- [TASK BRIEF] Count every line where "Expressions" shows up, and give that number only.

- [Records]
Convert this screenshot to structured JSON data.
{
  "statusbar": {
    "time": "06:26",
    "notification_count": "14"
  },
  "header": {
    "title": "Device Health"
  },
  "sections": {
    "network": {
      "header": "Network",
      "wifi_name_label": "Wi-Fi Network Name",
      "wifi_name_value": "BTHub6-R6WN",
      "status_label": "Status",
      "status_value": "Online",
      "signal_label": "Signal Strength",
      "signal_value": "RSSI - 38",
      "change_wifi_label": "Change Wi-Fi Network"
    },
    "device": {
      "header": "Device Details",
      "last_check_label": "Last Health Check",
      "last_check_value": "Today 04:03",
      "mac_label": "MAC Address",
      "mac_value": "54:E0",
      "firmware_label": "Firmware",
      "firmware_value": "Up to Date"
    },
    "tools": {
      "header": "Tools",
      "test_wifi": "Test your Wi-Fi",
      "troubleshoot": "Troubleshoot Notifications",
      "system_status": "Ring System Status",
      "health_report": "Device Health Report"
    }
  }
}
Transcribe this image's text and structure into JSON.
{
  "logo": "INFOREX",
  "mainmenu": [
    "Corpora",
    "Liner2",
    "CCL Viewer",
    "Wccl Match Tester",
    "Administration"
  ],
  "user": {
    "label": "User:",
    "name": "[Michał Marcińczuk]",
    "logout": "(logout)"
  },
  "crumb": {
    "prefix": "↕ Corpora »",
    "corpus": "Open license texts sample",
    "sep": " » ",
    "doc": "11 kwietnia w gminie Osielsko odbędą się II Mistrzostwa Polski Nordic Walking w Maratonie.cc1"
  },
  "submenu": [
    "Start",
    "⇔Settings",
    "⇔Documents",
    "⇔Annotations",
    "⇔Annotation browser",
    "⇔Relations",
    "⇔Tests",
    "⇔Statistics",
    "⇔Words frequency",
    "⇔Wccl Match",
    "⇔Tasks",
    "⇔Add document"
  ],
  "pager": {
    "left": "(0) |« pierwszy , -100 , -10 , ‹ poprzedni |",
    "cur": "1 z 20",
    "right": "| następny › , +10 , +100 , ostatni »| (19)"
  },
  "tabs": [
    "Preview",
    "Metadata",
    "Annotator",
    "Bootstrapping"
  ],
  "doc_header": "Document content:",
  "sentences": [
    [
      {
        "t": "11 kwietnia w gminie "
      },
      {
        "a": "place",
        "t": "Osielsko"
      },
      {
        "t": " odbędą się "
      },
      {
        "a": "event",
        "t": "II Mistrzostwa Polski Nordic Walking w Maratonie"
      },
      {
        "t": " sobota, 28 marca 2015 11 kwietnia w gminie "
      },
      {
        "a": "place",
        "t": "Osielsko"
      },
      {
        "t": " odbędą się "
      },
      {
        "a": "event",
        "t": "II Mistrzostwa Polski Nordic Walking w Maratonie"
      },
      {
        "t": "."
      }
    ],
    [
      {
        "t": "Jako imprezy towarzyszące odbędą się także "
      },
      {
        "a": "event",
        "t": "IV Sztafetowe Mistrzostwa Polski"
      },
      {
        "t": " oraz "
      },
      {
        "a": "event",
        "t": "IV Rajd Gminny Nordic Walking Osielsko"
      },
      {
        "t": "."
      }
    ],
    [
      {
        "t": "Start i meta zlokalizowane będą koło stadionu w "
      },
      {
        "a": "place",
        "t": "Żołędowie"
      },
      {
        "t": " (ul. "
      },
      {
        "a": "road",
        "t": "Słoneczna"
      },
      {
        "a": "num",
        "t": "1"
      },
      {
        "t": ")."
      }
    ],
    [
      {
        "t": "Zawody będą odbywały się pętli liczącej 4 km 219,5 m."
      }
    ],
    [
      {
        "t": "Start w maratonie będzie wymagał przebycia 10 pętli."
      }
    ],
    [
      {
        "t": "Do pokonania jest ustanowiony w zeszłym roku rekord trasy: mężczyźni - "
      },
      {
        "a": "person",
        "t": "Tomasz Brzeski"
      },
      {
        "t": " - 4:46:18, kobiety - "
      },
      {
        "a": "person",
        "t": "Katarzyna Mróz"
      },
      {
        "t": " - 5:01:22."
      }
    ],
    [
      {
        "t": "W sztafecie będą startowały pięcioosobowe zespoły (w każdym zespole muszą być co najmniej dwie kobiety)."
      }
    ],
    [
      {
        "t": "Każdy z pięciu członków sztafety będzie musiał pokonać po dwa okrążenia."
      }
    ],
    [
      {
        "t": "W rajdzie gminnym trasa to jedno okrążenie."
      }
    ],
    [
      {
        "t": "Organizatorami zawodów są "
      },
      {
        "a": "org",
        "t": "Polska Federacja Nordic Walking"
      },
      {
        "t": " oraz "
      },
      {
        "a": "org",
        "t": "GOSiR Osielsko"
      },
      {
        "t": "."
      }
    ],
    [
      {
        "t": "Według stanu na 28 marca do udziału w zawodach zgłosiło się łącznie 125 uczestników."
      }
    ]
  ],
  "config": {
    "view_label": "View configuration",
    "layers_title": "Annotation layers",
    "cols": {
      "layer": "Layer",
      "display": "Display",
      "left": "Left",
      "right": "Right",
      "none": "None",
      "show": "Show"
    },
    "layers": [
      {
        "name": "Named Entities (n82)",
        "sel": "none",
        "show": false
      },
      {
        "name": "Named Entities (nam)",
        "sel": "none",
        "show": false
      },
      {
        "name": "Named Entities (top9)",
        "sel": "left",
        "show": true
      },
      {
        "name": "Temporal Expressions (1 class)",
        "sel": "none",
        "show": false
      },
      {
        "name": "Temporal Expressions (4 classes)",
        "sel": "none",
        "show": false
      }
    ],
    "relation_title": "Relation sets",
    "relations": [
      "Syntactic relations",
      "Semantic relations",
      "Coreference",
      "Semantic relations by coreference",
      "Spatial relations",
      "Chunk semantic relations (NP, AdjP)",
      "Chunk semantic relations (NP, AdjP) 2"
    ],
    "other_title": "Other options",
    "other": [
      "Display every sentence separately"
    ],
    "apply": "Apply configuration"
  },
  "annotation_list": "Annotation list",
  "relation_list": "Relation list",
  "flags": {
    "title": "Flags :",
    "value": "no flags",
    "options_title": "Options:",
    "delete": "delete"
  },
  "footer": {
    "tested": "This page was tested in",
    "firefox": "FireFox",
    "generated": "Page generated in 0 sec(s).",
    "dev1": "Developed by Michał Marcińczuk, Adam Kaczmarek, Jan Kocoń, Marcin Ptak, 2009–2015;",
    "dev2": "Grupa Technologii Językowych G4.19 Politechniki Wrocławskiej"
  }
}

- [OUTPUT] 2